SELECTION:

========================================================================

Spokesman: Thank you. Yes, Jonathan.
Question: Thanks a lot and look forward to bumping into you in your next incarnation.
Spokesman: On a personal level.
Question: Our careers have had a little bit of a parallel, in a strange way, different orbits. One question on Darfur, because there is so much activity now going on with Darfur, and there is some traction now. The Secretary-General’s calls, it seems, are now being heard. Is the Secretary-General still going to go underground, or do you anticipate perhaps…?
Spokesman: He will continue until next week to follow this very closely. And if he needs to, he will come in if there is Council action. So, he’s continuing to follow this until the 31 [December]. But there is a clear change of Administration. The helm of the UN will switch to Mr. Ban Ki-moon and, in that capacity, he will lead the UN’s effort on Darfur. As for the Secretary-General’s personal involvement, he will obviously continue to follow it, but I think his plans remain the same -– to take some time off and decide on what his priorities will be, and then we’ll see what he does. Yes, Linda?
Question: Steph, I too would like to express best wishes for the future to you and also ask do you expect that the Secretary-General will be present at the Security Council, if sanctions are imposed?
Spokesman: On the vote tomorrow?
Spokesman: No. I do not expect him to be in.
Question: Thank you.
Spokesman: Yes, Elissa?
Question: How unprecedented is the revolving door policy? Is this the first revolving door policy of any kind to be adopted by the UN?
Spokesman: Unprecedented. Unprecedented in terms of the restrictions of post-employment having to do with staff members who’ve worked in procurement. This is something that has been a problem for us in the past, and it is an issue we’ve tried to address. Yes, Betsy?
Question: So, up till now, there has not been any kind of regulation?
Spokesman: Not with these types of very clear restrictions.
Question: So, there had been something?
Spokesman: I’d have to check, but if there was something, it was something that really wasn’t being followed.
Question: And one last question on that. Is the Secretary-General of the United Nations, who’s not technically a staff member, also subject to those restrictions?
Spokesman: No, he’s not, as you say, not technically a staff member, but he will abide by the high ethics that he’s abided by in his 10 years in the office.
Question: Doesn’t really answer it.
Spokesman: Well, it applies to all staff members. He legally is not a staff member so legally, it does not apply to him, but he will follow the spirit of these regulations.
Question: Also Chris Burnham, when he left, said even though it was going to be enacted after he left, that he would abide by them. Has your Office heard anything, has anyone that’s left recently also sort of pledged to you to abide by this rule despite its being done on the last day?

========================================================================

SOURCE EXCERPT:
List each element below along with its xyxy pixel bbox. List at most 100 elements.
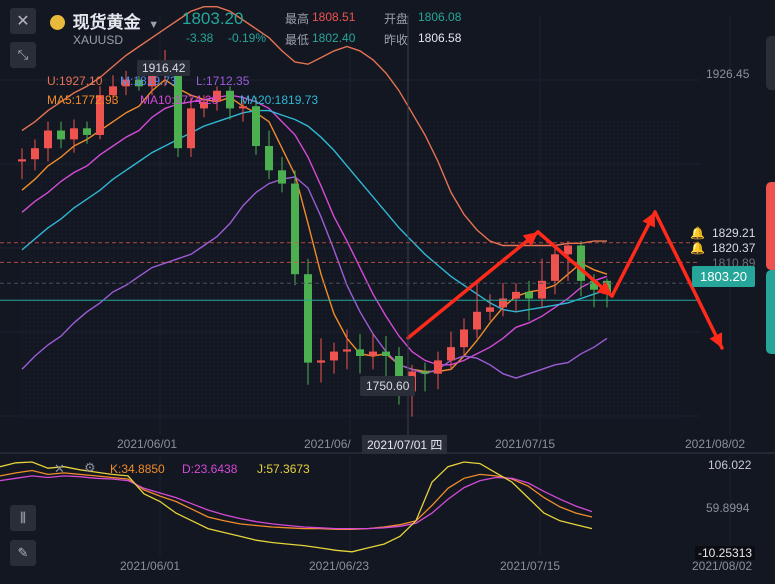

========================================================================

WHAT THIS EXERCISE ASKS:
1) Duplicate the briefing transcript from "Spokesman: Yes, Elissa?" down to "adopted by the UN?".
2) In the briefing transcript, who does the spokesman say will lead the UN's effort on Darfur once the helm of the UN switches?
3) Write the next part of the press briefing transcript, starting after its last sentence.

TASK RESULTS:
1)
Spokesman: Yes, Elissa?
Question: How unprecedented is the revolving door policy? Is this the first revolving door policy of any kind to be adopted by the UN?

2) Mr. Ban Ki-moon.

3)
Spokesman: Not that I’m aware of. But, we would obviously expect people to follow those regulations. George.
Question: Do I understand this correctly that there has been a clear undertaking on the part of Mr. Ban Ki-moon that he will abide by these staff regulations even though they…
Spokesman: No, no, no, I was answering for Kofi Annan.
Question: In other words, you cannot tell us anything because you don’t speak for one.
Question: Also, on my own personal behalf, I’d like to congratulate you and give you the very best wishes and say specifically how much I admire your grace under pressure and your admirable cool in the face of all manner of heat.
Spokesman: Thank you. On that note, I will leave you. Thank you very much.
Briefing by the Spokeswoman for the General Assembly President
The General Assembly will meet this afternoon at 3 p.m., in what it hopes will be the final meeting of the main session, to consider the report and recommendations of the Fifth Committee. On Wednesday, the Fifth Committee approved a number of key resolutions, among them a 17-part draft resolution on human resources that addresses a number of issues of human resources management reform, including recruitment and staffing; the national competitive examinations; mobility; career development; contractual arrangements; harmonization of conditions of service; reform of the field service; building leadership and management capacity; measures to improve equitable geographic distribution and gender representation; accountability; human resources information technology; staff buyout; consultants and individual contractors; employment of retired staff; and other matters.
The Committee, among other things, recommended a review of the staff selection system, with particular emphasis on performance, and suggested a report to verify that the highest standards of efficiency, competence and integrity are applied in employment of staff, with due regard to achieving as wide a geographical base as possible. The Secretary-General would also be asked to reduce the period required to fill vacancies, by addressing the factors that contribute to delays. The Committee recommends not pursuing the Secretary-General’s proposal on a staff buyout, and requests several reports, including one on the implementation of mobility policies and results.
Other highlights of resolutions passed yesterday include the recommendations to approve the Capital Master Plan for reconstruction of the UN Headquarters building, to be completed by 2014, at a cost of 1.88 billion dollars, with working capital of $45 million. The Plan would be funded on the basis of the regular budget scale of assessments for 2007.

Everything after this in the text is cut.